Track down every line below that holds "this" and copy it.

>> Start TASK INPUTS

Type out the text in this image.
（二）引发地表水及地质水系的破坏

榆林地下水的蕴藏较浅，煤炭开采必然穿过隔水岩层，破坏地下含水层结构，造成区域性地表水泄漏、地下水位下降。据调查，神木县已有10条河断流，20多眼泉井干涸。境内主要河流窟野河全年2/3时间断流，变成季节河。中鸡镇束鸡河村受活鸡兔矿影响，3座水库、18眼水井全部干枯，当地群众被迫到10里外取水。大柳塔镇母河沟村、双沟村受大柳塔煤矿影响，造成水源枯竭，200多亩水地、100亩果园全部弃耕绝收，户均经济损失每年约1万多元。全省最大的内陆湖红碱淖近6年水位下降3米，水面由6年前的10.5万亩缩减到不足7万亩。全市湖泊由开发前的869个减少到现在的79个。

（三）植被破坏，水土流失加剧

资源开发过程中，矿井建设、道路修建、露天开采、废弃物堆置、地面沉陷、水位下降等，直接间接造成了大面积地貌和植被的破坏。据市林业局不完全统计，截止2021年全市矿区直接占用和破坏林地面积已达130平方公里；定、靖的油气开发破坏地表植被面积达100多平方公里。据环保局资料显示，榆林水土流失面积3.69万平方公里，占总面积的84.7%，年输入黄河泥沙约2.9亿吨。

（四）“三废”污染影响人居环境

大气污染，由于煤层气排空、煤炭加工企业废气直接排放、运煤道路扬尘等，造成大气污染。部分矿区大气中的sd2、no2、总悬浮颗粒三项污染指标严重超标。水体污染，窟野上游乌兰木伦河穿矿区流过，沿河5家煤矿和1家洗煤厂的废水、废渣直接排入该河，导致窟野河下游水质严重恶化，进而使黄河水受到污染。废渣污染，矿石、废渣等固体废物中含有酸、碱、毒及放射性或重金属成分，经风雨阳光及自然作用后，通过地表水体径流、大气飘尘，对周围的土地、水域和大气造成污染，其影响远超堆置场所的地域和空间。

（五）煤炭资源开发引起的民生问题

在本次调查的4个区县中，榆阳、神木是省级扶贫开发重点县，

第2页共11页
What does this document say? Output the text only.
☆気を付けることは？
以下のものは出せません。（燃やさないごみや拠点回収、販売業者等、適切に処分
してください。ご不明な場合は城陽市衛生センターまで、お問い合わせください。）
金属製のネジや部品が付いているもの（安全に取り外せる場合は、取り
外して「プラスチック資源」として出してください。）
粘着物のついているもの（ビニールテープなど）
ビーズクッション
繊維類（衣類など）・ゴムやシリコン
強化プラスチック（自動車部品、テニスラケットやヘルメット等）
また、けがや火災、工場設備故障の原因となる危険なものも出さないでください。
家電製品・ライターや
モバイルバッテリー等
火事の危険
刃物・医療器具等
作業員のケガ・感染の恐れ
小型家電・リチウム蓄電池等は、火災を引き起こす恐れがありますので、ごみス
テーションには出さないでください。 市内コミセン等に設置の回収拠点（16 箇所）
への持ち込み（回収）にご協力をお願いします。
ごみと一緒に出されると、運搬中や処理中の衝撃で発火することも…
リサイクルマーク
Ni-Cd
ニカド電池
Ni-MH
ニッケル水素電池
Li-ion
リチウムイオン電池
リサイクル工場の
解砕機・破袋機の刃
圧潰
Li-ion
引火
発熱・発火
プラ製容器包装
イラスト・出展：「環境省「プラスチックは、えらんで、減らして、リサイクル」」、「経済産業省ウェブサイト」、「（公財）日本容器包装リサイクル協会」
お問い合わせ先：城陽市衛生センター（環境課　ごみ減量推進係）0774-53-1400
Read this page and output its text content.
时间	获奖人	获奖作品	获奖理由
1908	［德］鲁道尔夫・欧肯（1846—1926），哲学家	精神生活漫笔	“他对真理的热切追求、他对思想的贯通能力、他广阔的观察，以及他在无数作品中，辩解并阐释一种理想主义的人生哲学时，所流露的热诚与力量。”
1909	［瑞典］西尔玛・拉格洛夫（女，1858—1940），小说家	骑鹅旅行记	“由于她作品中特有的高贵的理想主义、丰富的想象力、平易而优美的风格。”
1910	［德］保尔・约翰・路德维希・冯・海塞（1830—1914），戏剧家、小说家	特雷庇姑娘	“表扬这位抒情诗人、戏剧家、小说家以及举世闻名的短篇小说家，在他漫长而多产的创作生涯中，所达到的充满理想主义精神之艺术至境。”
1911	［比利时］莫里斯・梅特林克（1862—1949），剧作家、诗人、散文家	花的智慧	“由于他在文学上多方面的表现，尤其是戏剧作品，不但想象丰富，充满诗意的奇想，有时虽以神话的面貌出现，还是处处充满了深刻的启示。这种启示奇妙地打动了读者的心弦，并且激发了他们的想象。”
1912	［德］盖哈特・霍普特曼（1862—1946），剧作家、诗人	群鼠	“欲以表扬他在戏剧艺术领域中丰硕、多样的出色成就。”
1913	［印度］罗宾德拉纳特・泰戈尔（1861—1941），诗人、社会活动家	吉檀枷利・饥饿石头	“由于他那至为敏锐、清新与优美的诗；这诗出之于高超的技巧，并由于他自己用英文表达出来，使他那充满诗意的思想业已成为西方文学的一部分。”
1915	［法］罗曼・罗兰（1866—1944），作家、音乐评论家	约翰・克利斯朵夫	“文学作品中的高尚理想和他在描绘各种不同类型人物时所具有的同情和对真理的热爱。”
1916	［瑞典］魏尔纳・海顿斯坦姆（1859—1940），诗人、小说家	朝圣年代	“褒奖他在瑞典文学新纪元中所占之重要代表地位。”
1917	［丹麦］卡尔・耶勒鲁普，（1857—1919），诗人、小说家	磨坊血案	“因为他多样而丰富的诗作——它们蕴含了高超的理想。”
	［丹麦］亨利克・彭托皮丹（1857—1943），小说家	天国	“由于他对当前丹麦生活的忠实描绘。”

>> End TASK INPUTS

__COMPLETE ANSWER__
Type out the text in this image.
What does this document say? Output the text only.
Read this page and output its text content.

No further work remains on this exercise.